:: Data section ::
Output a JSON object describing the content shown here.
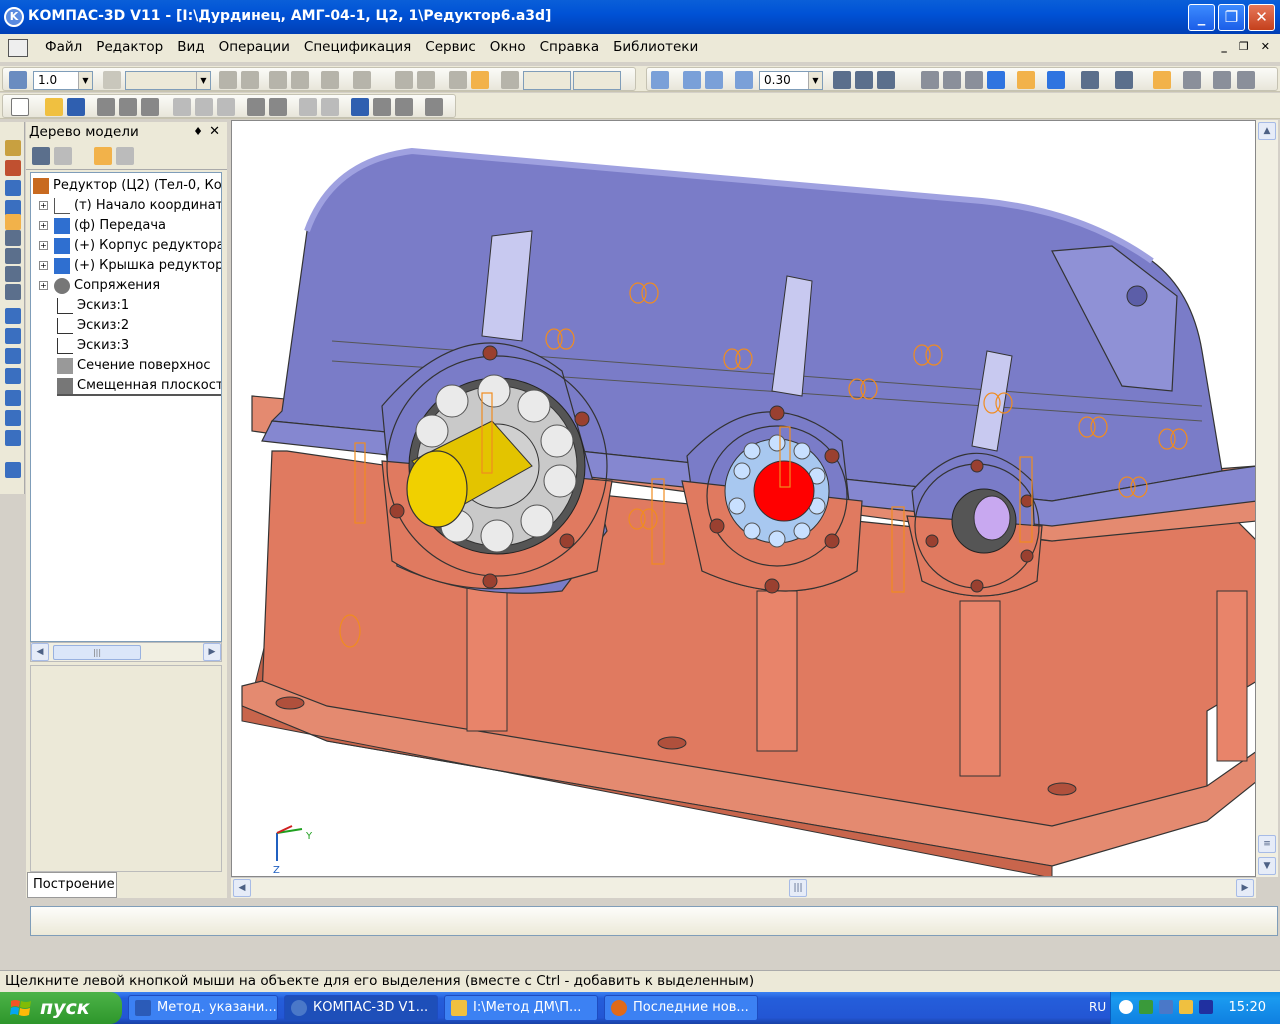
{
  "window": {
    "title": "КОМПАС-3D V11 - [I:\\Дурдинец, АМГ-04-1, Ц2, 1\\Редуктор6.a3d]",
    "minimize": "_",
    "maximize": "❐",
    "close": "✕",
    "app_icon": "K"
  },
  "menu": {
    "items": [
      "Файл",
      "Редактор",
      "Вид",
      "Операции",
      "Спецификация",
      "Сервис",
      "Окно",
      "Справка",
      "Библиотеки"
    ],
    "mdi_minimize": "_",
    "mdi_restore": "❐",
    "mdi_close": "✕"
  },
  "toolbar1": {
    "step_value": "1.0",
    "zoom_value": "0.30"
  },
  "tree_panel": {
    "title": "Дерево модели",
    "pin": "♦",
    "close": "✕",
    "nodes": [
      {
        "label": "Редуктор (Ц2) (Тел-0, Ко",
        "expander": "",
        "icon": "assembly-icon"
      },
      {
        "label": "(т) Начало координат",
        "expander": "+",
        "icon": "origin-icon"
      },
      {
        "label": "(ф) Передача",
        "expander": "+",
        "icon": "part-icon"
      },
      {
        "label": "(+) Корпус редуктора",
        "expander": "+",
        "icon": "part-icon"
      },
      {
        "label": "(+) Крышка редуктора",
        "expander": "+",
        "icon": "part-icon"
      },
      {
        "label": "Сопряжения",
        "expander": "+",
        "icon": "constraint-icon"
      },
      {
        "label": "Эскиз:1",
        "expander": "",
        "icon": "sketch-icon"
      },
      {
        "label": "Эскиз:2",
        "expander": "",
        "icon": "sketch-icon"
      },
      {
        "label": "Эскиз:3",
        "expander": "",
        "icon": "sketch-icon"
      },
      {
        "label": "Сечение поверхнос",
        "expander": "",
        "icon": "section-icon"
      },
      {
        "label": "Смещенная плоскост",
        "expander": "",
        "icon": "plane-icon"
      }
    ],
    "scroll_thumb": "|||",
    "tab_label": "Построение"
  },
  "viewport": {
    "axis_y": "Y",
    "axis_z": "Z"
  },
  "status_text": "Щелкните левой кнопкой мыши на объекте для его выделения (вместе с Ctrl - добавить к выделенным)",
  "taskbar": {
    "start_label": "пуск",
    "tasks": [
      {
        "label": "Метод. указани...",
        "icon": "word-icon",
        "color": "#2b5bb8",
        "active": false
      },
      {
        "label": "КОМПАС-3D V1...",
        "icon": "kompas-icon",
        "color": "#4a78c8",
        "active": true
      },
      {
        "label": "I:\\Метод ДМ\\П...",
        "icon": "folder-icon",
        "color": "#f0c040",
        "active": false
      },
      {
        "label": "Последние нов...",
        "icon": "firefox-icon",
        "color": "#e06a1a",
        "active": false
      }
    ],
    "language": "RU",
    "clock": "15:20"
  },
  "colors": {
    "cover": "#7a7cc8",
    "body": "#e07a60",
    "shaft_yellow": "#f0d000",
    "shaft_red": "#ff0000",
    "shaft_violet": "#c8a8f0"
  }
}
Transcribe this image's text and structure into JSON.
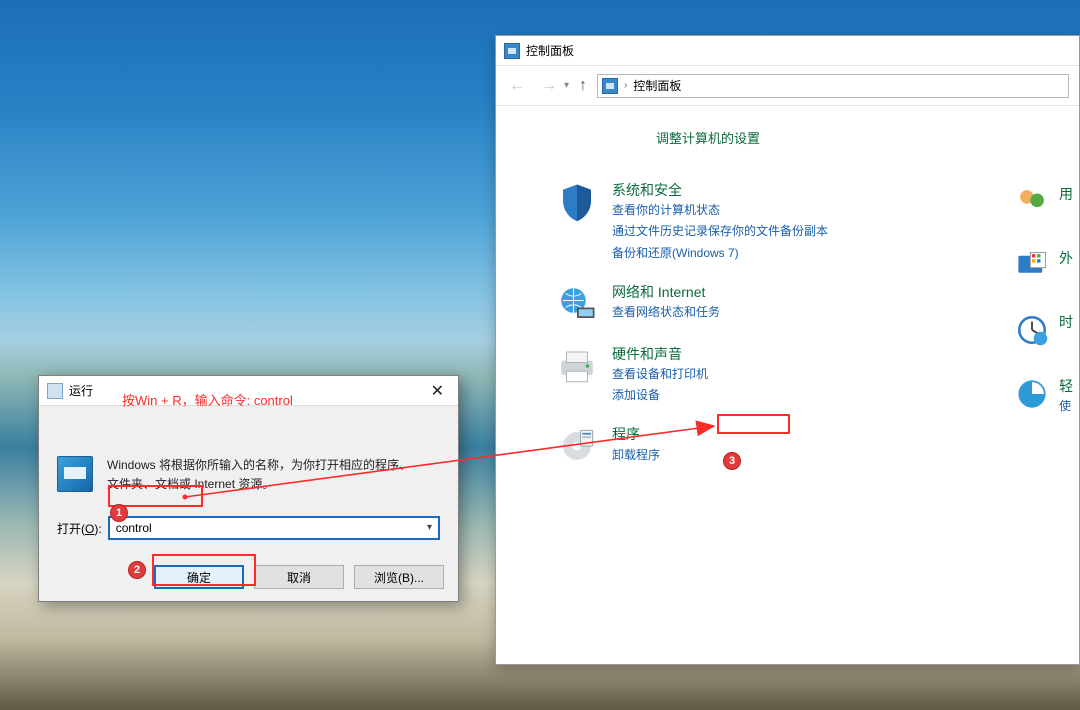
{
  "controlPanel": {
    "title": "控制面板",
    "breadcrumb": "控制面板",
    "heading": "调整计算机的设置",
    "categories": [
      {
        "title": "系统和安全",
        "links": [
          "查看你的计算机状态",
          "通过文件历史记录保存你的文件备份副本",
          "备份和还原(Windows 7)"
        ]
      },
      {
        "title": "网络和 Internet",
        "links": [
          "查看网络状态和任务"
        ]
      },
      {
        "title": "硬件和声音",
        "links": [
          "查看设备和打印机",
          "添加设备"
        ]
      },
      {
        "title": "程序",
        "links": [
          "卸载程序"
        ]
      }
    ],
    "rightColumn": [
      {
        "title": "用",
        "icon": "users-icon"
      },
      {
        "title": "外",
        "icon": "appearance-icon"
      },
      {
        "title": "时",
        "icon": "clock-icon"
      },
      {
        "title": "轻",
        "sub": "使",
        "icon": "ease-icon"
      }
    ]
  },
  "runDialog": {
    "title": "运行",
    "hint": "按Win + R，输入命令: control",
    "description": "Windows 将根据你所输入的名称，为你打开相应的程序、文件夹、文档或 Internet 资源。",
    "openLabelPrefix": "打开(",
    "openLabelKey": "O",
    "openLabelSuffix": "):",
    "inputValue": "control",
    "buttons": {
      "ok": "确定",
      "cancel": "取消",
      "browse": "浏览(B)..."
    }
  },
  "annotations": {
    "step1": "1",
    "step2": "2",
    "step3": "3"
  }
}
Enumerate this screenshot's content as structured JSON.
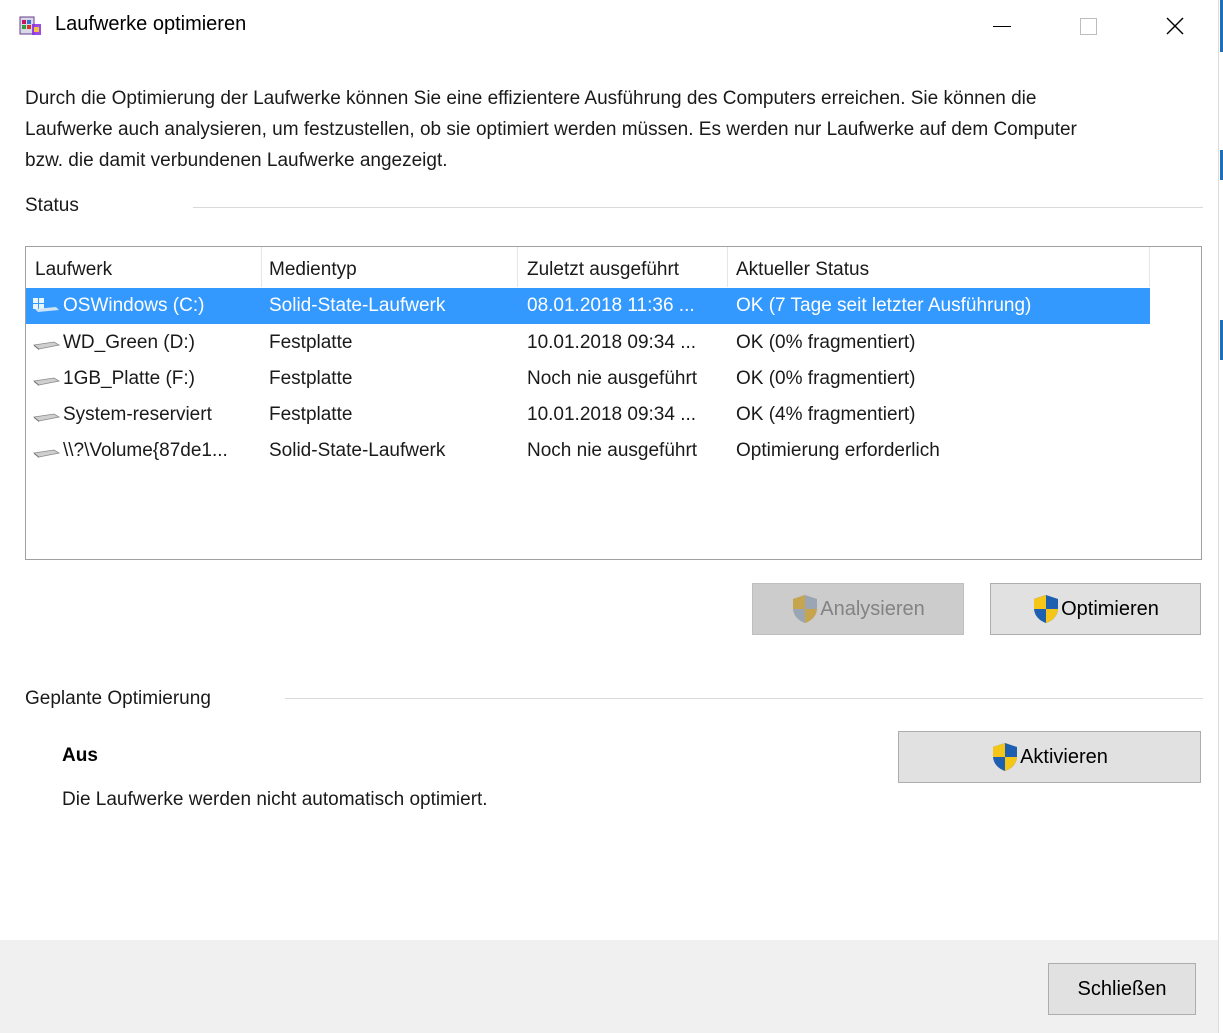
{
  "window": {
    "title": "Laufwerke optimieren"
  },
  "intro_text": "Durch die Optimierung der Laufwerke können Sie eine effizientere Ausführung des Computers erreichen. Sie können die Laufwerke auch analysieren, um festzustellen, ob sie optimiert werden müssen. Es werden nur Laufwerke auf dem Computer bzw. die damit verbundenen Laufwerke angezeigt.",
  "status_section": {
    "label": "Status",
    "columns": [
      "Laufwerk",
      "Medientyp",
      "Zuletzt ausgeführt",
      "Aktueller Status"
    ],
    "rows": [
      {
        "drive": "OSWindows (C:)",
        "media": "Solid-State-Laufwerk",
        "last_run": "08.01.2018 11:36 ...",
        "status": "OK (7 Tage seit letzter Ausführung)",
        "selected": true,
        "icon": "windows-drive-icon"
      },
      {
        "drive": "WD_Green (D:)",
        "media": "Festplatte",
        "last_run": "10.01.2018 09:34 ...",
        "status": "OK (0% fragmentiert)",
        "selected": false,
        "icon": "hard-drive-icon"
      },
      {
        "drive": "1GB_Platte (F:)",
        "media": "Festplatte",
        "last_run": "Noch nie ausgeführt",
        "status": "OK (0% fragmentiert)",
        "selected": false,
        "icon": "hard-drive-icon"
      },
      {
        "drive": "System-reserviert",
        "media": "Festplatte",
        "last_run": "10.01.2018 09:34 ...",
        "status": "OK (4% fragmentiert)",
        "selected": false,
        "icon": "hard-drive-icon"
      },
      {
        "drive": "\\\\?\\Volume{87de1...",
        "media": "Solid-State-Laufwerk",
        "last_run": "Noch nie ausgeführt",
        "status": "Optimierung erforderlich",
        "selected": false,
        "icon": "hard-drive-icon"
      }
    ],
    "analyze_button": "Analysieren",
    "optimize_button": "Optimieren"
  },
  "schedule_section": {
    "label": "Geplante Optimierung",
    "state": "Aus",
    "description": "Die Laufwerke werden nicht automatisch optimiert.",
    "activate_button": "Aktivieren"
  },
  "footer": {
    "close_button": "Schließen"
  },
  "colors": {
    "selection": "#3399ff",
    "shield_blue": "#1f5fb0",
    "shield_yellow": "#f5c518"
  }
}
:::
What is asked: Repeat every record above exactly, but leave out any pictures.

Finished answer:
Output a JSON object describing the content shown here.
{
  "window": {
    "title": "КОМПАС-3D V11 - [I:\\Дурдинец, АМГ-04-1, Ц2, 1\\Редуктор6.a3d]",
    "minimize": "_",
    "maximize": "❐",
    "close": "✕",
    "app_icon": "K"
  },
  "menu": {
    "items": [
      "Файл",
      "Редактор",
      "Вид",
      "Операции",
      "Спецификация",
      "Сервис",
      "Окно",
      "Справка",
      "Библиотеки"
    ],
    "mdi_minimize": "_",
    "mdi_restore": "❐",
    "mdi_close": "✕"
  },
  "toolbar1": {
    "step_value": "1.0",
    "zoom_value": "0.30"
  },
  "tree_panel": {
    "title": "Дерево модели",
    "pin": "♦",
    "close": "✕",
    "nodes": [
      {
        "label": "Редуктор (Ц2) (Тел-0, Ко",
        "expander": "",
        "icon": "assembly-icon"
      },
      {
        "label": "(т) Начало координат",
        "expander": "+",
        "icon": "origin-icon"
      },
      {
        "label": "(ф) Передача",
        "expander": "+",
        "icon": "part-icon"
      },
      {
        "label": "(+) Корпус редуктора",
        "expander": "+",
        "icon": "part-icon"
      },
      {
        "label": "(+) Крышка редуктора",
        "expander": "+",
        "icon": "part-icon"
      },
      {
        "label": "Сопряжения",
        "expander": "+",
        "icon": "constraint-icon"
      },
      {
        "label": "Эскиз:1",
        "expander": "",
        "icon": "sketch-icon"
      },
      {
        "label": "Эскиз:2",
        "expander": "",
        "icon": "sketch-icon"
      },
      {
        "label": "Эскиз:3",
        "expander": "",
        "icon": "sketch-icon"
      },
      {
        "label": "Сечение поверхнос",
        "expander": "",
        "icon": "section-icon"
      },
      {
        "label": "Смещенная плоскост",
        "expander": "",
        "icon": "plane-icon"
      }
    ],
    "scroll_thumb": "|||",
    "tab_label": "Построение"
  },
  "viewport": {
    "axis_y": "Y",
    "axis_z": "Z"
  },
  "status_text": "Щелкните левой кнопкой мыши на объекте для его выделения (вместе с Ctrl - добавить к выделенным)",
  "taskbar": {
    "start_label": "пуск",
    "tasks": [
      {
        "label": "Метод. указани...",
        "icon": "word-icon",
        "color": "#2b5bb8",
        "active": false
      },
      {
        "label": "КОМПАС-3D V1...",
        "icon": "kompas-icon",
        "color": "#4a78c8",
        "active": true
      },
      {
        "label": "I:\\Метод ДМ\\П...",
        "icon": "folder-icon",
        "color": "#f0c040",
        "active": false
      },
      {
        "label": "Последние нов...",
        "icon": "firefox-icon",
        "color": "#e06a1a",
        "active": false
      }
    ],
    "language": "RU",
    "clock": "15:20"
  },
  "colors": {
    "cover": "#7a7cc8",
    "body": "#e07a60",
    "shaft_yellow": "#f0d000",
    "shaft_red": "#ff0000",
    "shaft_violet": "#c8a8f0"
  }
}
Transcribe this image's text and structure into JSON.
{
  "controlPanel": {
    "title": "控制面板",
    "breadcrumb": "控制面板",
    "heading": "调整计算机的设置",
    "categories": [
      {
        "title": "系统和安全",
        "links": [
          "查看你的计算机状态",
          "通过文件历史记录保存你的文件备份副本",
          "备份和还原(Windows 7)"
        ]
      },
      {
        "title": "网络和 Internet",
        "links": [
          "查看网络状态和任务"
        ]
      },
      {
        "title": "硬件和声音",
        "links": [
          "查看设备和打印机",
          "添加设备"
        ]
      },
      {
        "title": "程序",
        "links": [
          "卸载程序"
        ]
      }
    ],
    "rightColumn": [
      {
        "title": "用",
        "icon": "users-icon"
      },
      {
        "title": "外",
        "icon": "appearance-icon"
      },
      {
        "title": "时",
        "icon": "clock-icon"
      },
      {
        "title": "轻",
        "sub": "使",
        "icon": "ease-icon"
      }
    ]
  },
  "runDialog": {
    "title": "运行",
    "hint": "按Win + R，输入命令: control",
    "description": "Windows 将根据你所输入的名称，为你打开相应的程序、文件夹、文档或 Internet 资源。",
    "openLabelPrefix": "打开(",
    "openLabelKey": "O",
    "openLabelSuffix": "):",
    "inputValue": "control",
    "buttons": {
      "ok": "确定",
      "cancel": "取消",
      "browse": "浏览(B)..."
    }
  },
  "annotations": {
    "step1": "1",
    "step2": "2",
    "step3": "3"
  }
}
Enumerate this screenshot's content as structured JSON.
{
  "window": {
    "title": "Laufwerke optimieren"
  },
  "intro_text": "Durch die Optimierung der Laufwerke können Sie eine effizientere Ausführung des Computers erreichen. Sie können die Laufwerke auch analysieren, um festzustellen, ob sie optimiert werden müssen. Es werden nur Laufwerke auf dem Computer bzw. die damit verbundenen Laufwerke angezeigt.",
  "status_section": {
    "label": "Status",
    "columns": [
      "Laufwerk",
      "Medientyp",
      "Zuletzt ausgeführt",
      "Aktueller Status"
    ],
    "rows": [
      {
        "drive": "OSWindows (C:)",
        "media": "Solid-State-Laufwerk",
        "last_run": "08.01.2018 11:36 ...",
        "status": "OK (7 Tage seit letzter Ausführung)",
        "selected": true,
        "icon": "windows-drive-icon"
      },
      {
        "drive": "WD_Green (D:)",
        "media": "Festplatte",
        "last_run": "10.01.2018 09:34 ...",
        "status": "OK (0% fragmentiert)",
        "selected": false,
        "icon": "hard-drive-icon"
      },
      {
        "drive": "1GB_Platte (F:)",
        "media": "Festplatte",
        "last_run": "Noch nie ausgeführt",
        "status": "OK (0% fragmentiert)",
        "selected": false,
        "icon": "hard-drive-icon"
      },
      {
        "drive": "System-reserviert",
        "media": "Festplatte",
        "last_run": "10.01.2018 09:34 ...",
        "status": "OK (4% fragmentiert)",
        "selected": false,
        "icon": "hard-drive-icon"
      },
      {
        "drive": "\\\\?\\Volume{87de1...",
        "media": "Solid-State-Laufwerk",
        "last_run": "Noch nie ausgeführt",
        "status": "Optimierung erforderlich",
        "selected": false,
        "icon": "hard-drive-icon"
      }
    ],
    "analyze_button": "Analysieren",
    "optimize_button": "Optimieren"
  },
  "schedule_section": {
    "label": "Geplante Optimierung",
    "state": "Aus",
    "description": "Die Laufwerke werden nicht automatisch optimiert.",
    "activate_button": "Aktivieren"
  },
  "footer": {
    "close_button": "Schließen"
  },
  "colors": {
    "selection": "#3399ff",
    "shield_blue": "#1f5fb0",
    "shield_yellow": "#f5c518"
  }
}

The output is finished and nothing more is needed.